[Extracted data entries]
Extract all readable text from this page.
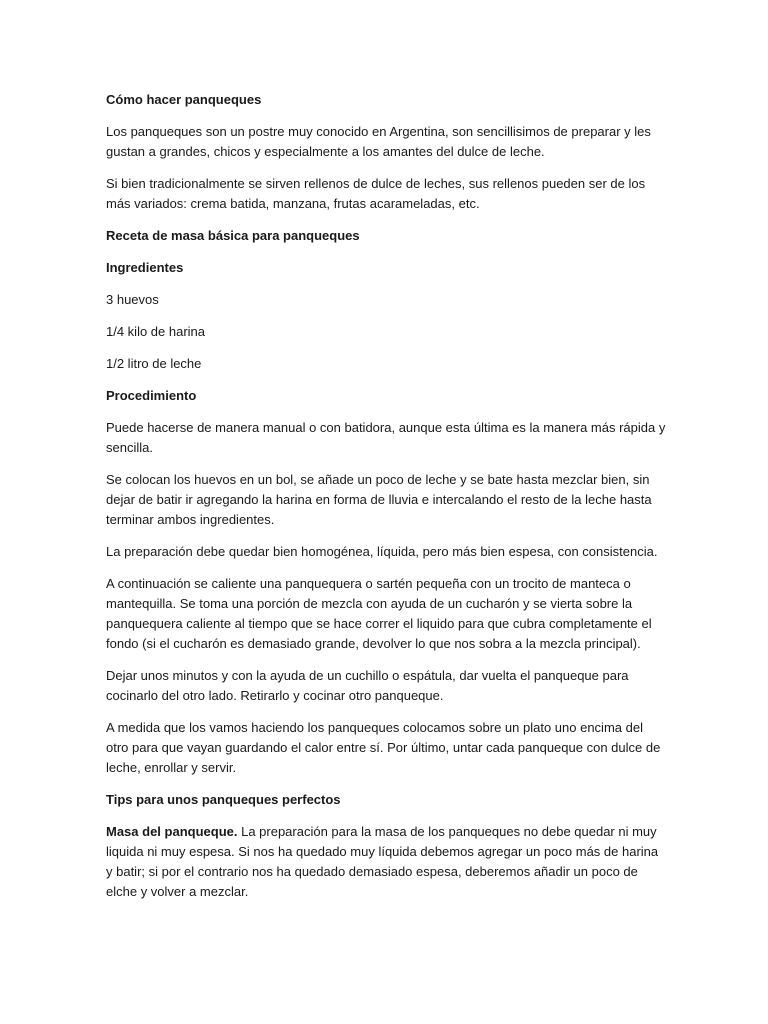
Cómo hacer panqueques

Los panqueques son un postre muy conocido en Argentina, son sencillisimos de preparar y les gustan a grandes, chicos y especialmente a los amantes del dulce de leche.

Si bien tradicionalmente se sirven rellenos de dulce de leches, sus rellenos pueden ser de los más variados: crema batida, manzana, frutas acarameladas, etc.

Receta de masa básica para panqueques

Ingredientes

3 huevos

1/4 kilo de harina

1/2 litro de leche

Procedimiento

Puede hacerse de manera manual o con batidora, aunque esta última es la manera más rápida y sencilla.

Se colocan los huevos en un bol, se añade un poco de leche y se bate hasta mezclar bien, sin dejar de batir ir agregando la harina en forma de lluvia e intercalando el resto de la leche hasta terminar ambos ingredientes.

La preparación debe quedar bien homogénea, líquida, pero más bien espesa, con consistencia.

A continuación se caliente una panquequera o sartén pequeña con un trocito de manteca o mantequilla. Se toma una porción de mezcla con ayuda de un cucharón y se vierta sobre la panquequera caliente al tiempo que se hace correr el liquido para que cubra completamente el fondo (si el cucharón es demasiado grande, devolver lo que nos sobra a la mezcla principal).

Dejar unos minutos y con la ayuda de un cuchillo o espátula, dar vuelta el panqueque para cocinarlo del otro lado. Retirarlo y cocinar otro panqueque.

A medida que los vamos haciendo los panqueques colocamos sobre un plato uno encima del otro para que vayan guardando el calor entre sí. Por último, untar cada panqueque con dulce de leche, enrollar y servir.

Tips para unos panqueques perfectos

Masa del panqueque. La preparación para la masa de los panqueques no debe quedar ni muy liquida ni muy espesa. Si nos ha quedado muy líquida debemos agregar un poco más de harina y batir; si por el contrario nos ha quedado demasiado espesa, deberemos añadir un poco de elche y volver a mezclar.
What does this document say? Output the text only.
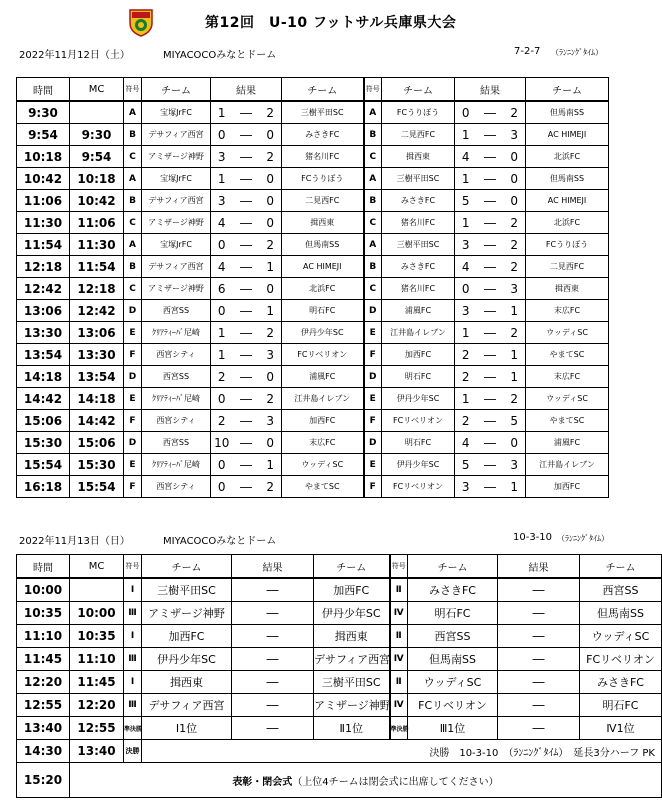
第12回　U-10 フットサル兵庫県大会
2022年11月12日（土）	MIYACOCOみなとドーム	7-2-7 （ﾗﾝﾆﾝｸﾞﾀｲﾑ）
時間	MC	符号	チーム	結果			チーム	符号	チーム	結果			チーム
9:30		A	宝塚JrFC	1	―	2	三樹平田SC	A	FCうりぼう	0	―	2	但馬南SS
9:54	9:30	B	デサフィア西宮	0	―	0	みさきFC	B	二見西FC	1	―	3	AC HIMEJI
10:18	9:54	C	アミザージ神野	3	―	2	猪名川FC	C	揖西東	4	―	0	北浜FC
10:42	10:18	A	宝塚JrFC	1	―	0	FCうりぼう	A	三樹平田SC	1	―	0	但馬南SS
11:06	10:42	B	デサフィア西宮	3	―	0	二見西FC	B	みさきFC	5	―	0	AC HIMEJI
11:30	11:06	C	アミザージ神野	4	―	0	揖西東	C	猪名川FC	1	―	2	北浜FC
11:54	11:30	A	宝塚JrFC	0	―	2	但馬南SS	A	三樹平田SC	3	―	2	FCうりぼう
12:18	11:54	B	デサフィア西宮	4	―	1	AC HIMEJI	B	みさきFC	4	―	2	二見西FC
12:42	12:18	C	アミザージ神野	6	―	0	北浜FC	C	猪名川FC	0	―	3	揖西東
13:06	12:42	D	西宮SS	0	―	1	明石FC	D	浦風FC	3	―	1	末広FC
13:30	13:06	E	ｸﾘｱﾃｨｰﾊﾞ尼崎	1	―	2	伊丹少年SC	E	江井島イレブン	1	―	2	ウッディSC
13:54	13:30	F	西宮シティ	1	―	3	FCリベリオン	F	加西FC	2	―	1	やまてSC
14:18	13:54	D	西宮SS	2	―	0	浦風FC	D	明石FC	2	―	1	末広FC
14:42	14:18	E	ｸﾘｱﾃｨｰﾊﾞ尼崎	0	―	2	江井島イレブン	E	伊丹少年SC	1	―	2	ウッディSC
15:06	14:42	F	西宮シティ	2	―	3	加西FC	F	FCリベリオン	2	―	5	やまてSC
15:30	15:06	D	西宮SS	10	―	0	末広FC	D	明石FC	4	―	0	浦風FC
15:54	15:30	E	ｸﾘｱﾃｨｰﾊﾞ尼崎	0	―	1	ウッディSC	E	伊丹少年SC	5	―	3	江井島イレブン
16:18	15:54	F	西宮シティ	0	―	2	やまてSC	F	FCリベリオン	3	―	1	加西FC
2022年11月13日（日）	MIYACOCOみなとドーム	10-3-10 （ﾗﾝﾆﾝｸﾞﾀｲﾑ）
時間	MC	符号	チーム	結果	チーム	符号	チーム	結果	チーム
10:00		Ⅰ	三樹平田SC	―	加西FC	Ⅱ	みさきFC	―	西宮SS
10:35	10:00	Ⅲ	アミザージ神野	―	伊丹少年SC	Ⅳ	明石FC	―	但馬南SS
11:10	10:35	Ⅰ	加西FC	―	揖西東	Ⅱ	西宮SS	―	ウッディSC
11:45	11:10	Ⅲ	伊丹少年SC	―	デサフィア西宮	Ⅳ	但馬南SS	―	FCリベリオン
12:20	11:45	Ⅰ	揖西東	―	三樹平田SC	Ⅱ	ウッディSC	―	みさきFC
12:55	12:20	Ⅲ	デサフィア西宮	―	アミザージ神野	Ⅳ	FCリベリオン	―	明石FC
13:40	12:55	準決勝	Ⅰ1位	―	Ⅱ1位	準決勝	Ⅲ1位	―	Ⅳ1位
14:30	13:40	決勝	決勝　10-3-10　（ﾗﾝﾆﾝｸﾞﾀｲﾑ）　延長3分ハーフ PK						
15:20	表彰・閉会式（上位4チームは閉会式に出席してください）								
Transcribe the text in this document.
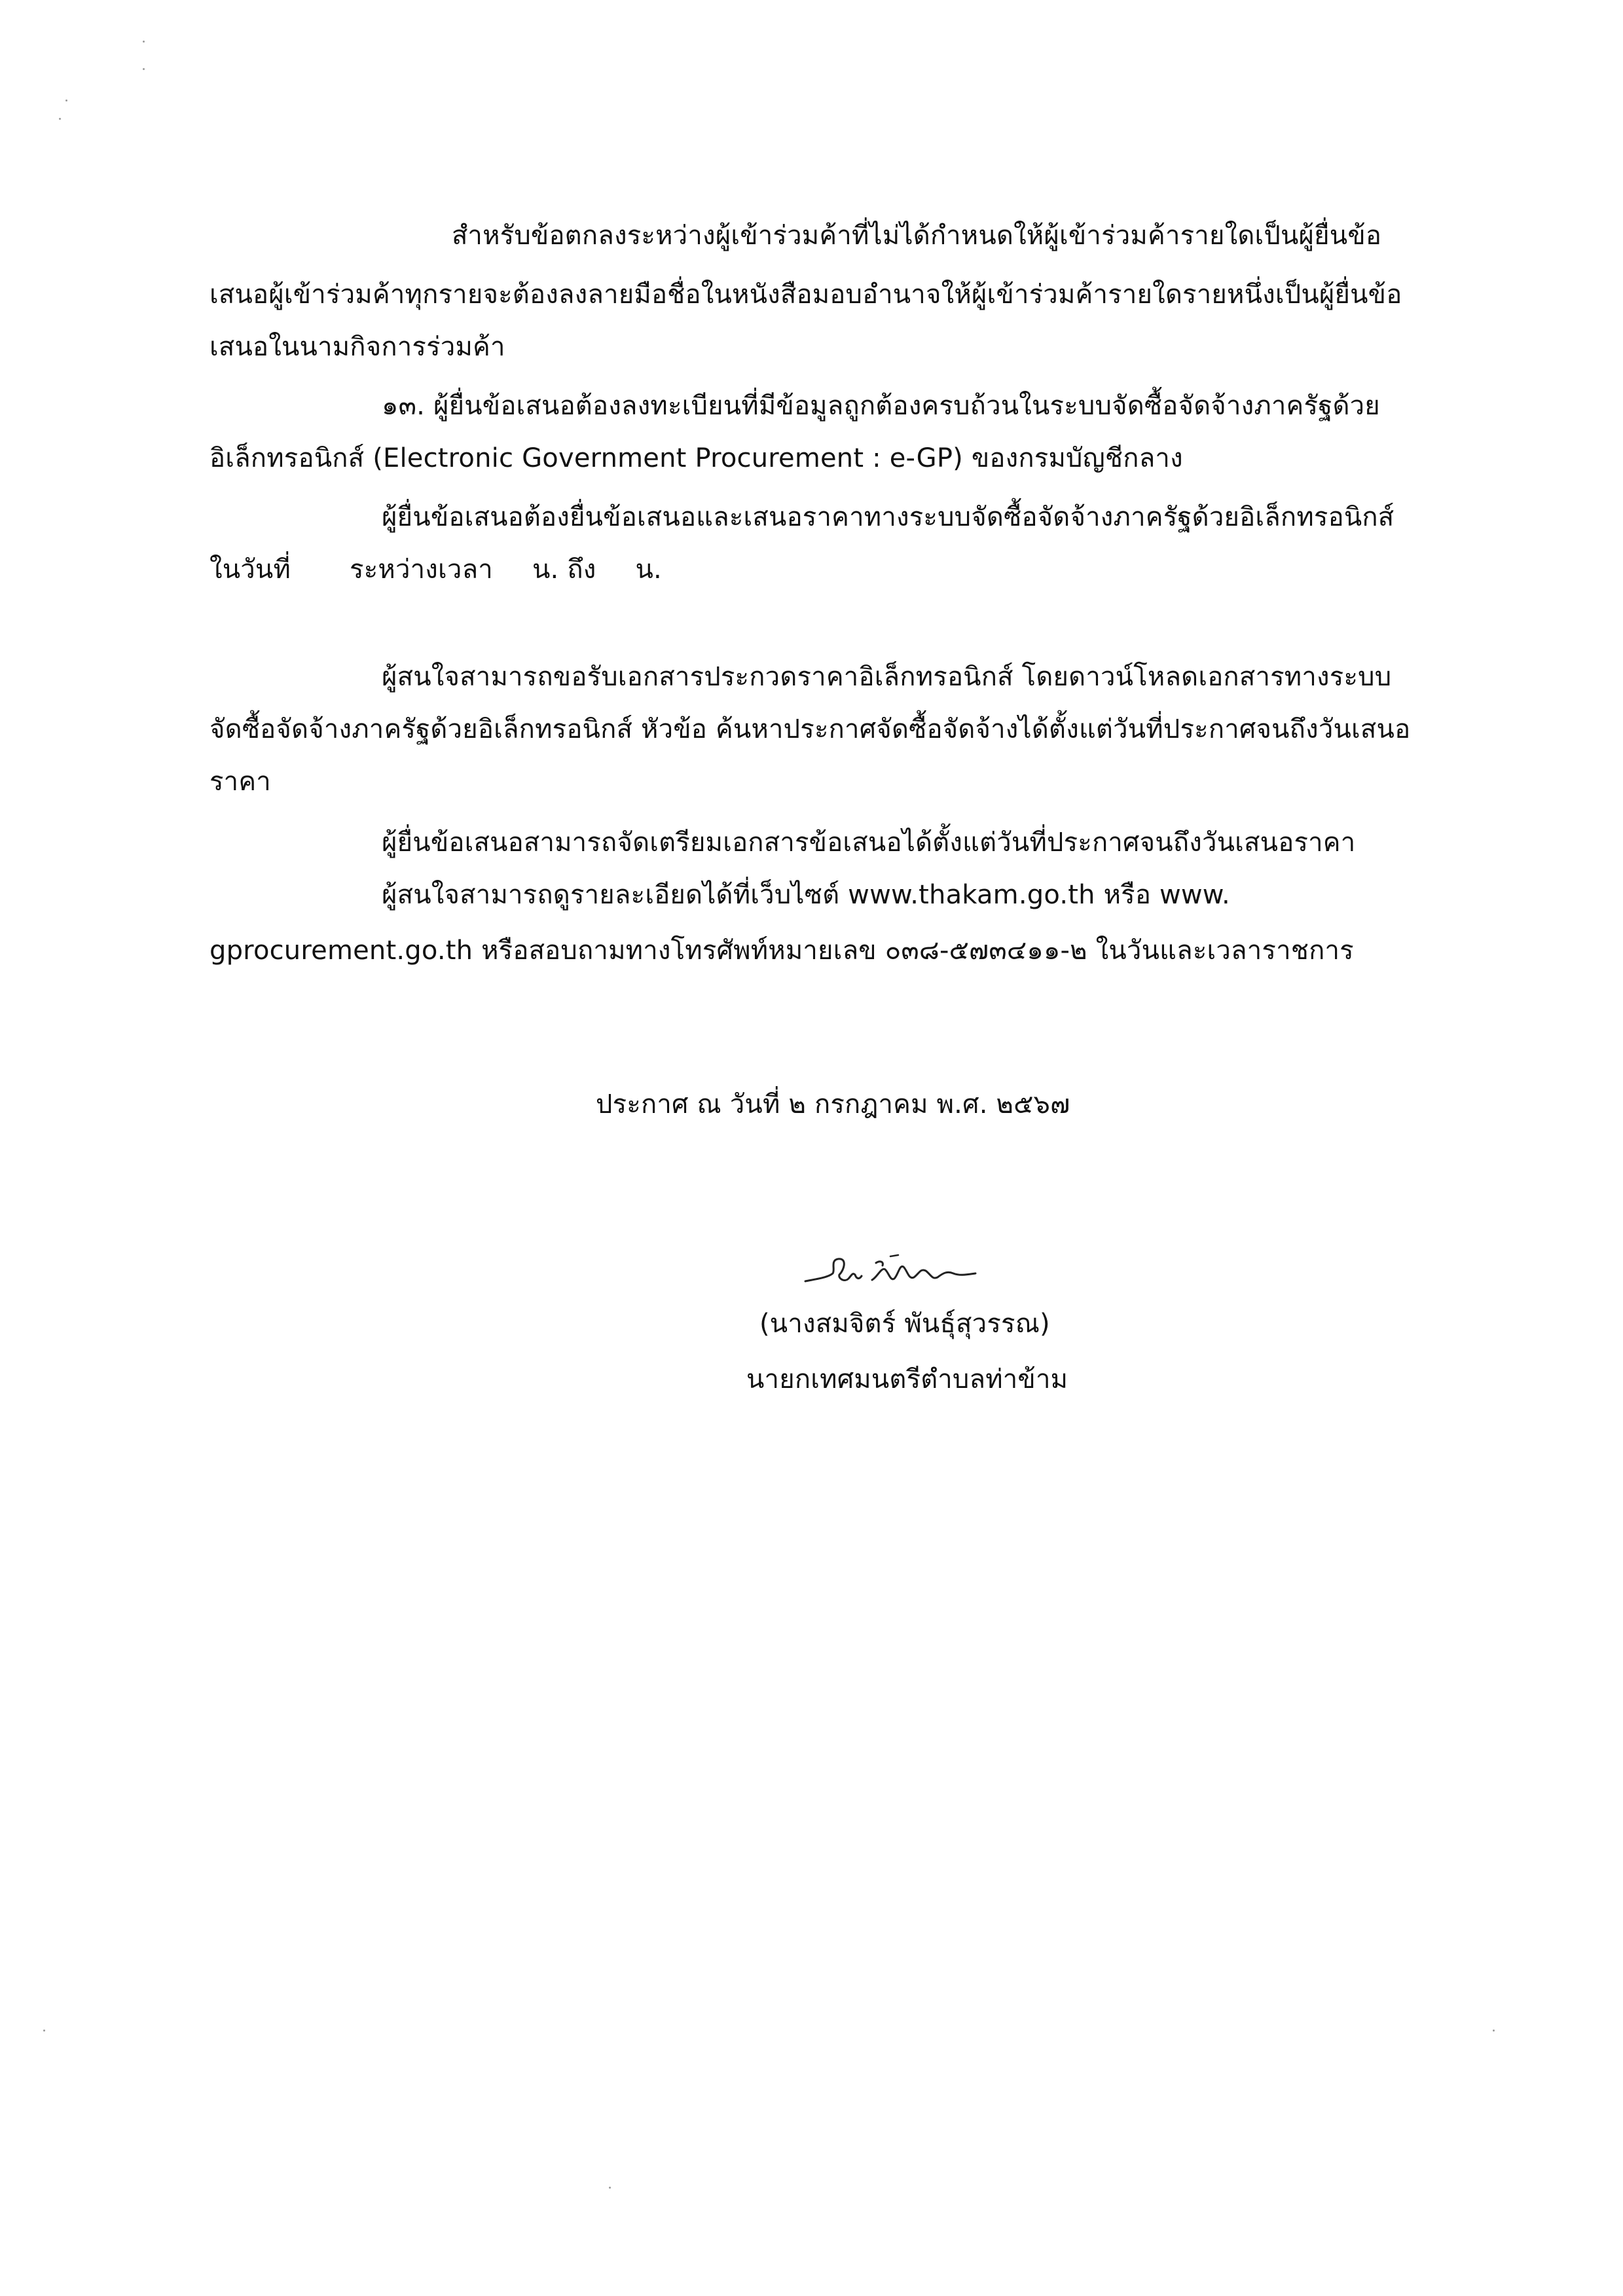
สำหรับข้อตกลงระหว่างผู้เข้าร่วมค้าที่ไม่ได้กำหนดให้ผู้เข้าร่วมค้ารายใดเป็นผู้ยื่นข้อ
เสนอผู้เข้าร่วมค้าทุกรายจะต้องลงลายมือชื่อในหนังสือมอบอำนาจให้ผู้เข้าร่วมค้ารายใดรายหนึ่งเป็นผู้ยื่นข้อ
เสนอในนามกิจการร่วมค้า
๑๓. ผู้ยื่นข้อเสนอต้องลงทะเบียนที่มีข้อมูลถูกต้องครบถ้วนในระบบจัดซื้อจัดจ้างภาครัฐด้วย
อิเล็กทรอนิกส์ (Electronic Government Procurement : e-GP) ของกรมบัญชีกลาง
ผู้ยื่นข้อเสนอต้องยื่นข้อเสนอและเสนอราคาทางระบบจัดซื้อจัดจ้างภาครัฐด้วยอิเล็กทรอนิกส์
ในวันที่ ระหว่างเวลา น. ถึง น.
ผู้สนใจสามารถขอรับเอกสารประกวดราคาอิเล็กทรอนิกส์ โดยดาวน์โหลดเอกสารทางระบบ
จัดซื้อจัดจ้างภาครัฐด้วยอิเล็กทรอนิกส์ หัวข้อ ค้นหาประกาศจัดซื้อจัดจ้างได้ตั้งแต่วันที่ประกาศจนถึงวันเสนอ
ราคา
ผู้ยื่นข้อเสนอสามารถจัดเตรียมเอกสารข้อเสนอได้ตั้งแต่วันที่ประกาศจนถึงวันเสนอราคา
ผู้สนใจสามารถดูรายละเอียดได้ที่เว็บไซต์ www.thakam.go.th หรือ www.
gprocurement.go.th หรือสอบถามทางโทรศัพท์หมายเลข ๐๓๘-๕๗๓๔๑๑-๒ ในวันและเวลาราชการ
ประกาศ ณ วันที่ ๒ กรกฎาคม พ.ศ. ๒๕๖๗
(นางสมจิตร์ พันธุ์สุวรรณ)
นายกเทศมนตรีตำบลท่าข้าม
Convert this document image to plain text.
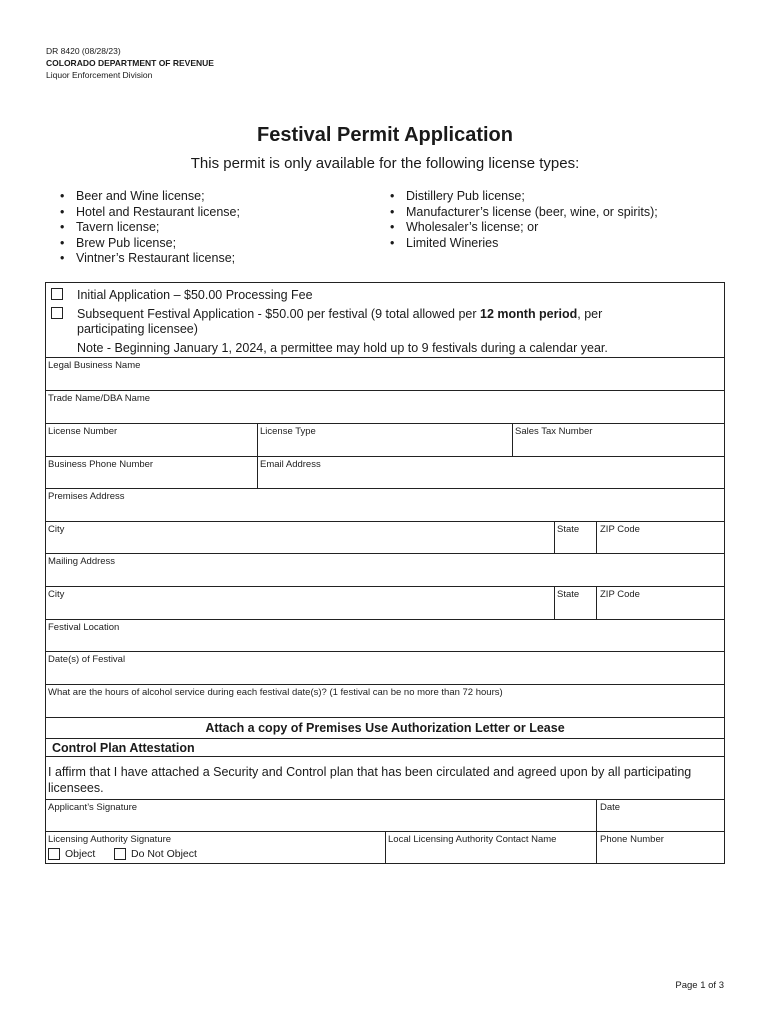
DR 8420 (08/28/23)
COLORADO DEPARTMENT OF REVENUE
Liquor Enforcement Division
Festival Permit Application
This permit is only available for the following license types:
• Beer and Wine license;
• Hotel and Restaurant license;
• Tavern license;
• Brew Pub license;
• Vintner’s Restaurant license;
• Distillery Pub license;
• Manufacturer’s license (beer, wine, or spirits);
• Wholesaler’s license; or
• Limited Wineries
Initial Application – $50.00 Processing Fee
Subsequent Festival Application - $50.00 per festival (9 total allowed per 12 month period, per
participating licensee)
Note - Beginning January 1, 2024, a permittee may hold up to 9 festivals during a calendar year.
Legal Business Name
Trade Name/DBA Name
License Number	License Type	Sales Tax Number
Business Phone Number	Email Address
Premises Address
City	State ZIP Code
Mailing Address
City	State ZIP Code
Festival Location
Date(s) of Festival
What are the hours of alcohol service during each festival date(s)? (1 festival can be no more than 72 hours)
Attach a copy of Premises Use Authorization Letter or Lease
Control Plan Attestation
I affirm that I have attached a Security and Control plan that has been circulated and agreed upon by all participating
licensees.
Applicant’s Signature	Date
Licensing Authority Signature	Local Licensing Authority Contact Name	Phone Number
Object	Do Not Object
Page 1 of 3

### TASK REQUIREMENTS
Copy down every line of the entries containing the word "espesa".

### RESPONSE TO THIS TASK
La preparación debe quedar bien homogénea, líquida, pero más bien espesa, con consistencia.
Masa del panqueque. La preparación para la masa de los panqueques no debe quedar ni muy liquida ni muy espesa. Si nos ha quedado muy líquida debemos agregar un poco más de harina y batir; si por el contrario nos ha quedado demasiado espesa, deberemos añadir un poco de elche y volver a mezclar.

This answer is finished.